--- Begin Records supplied ---
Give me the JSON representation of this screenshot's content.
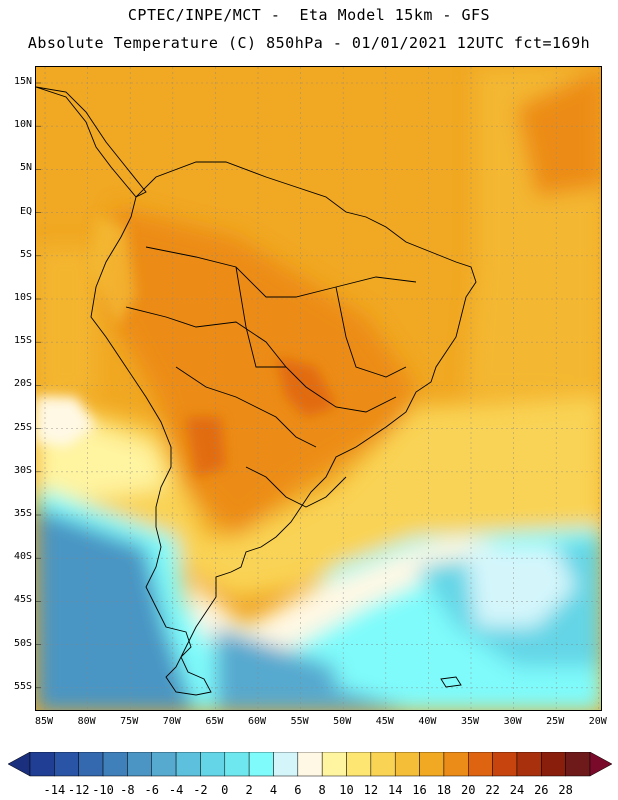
{
  "header": {
    "line1": "CPTEC/INPE/MCT -  Eta Model 15km - GFS",
    "line2": "Absolute Temperature (C) 850hPa - 01/01/2021 12UTC fct=169h"
  },
  "map": {
    "latitude_ticks": [
      "15N",
      "10N",
      "5N",
      "EQ",
      "5S",
      "10S",
      "15S",
      "20S",
      "25S",
      "30S",
      "35S",
      "40S",
      "45S",
      "50S",
      "55S"
    ],
    "longitude_ticks": [
      "85W",
      "80W",
      "75W",
      "70W",
      "65W",
      "60W",
      "55W",
      "50W",
      "45W",
      "40W",
      "35W",
      "30W",
      "25W",
      "20W"
    ],
    "extent": {
      "lon_min": -85,
      "lon_max": -20,
      "lat_min": -58,
      "lat_max": 16
    }
  },
  "colorbar": {
    "labels": [
      "-14",
      "-12",
      "-10",
      "-8",
      "-6",
      "-4",
      "-2",
      "0",
      "2",
      "4",
      "6",
      "8",
      "10",
      "12",
      "14",
      "16",
      "18",
      "20",
      "22",
      "24",
      "26",
      "28"
    ],
    "colors": [
      "#1f3e94",
      "#2a55a6",
      "#3469b0",
      "#3f7fba",
      "#4a95c4",
      "#56a9cf",
      "#5dc0dc",
      "#63d5e6",
      "#6ee8ee",
      "#7ffbfb",
      "#d4f6fb",
      "#fff8e4",
      "#fff4a0",
      "#fde672",
      "#f9d354",
      "#f5be38",
      "#f1a822",
      "#ec8c18",
      "#df6412",
      "#c8440e",
      "#a8300c",
      "#8a1e0c",
      "#6e1a1a"
    ],
    "left_arrow_color": "#1a2f7e",
    "right_arrow_color": "#7a0a2a"
  }
}
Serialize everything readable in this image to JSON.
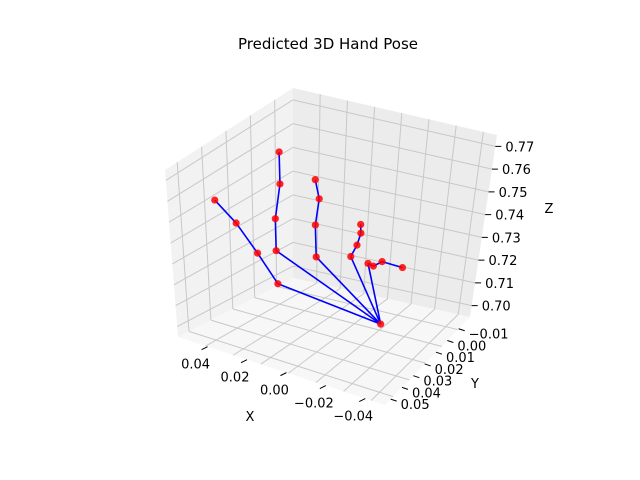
--- End Records supplied ---
__Task description__
Your answer should be a single number: the count of lines in the material above that contain "JSON".

__Completed task__
2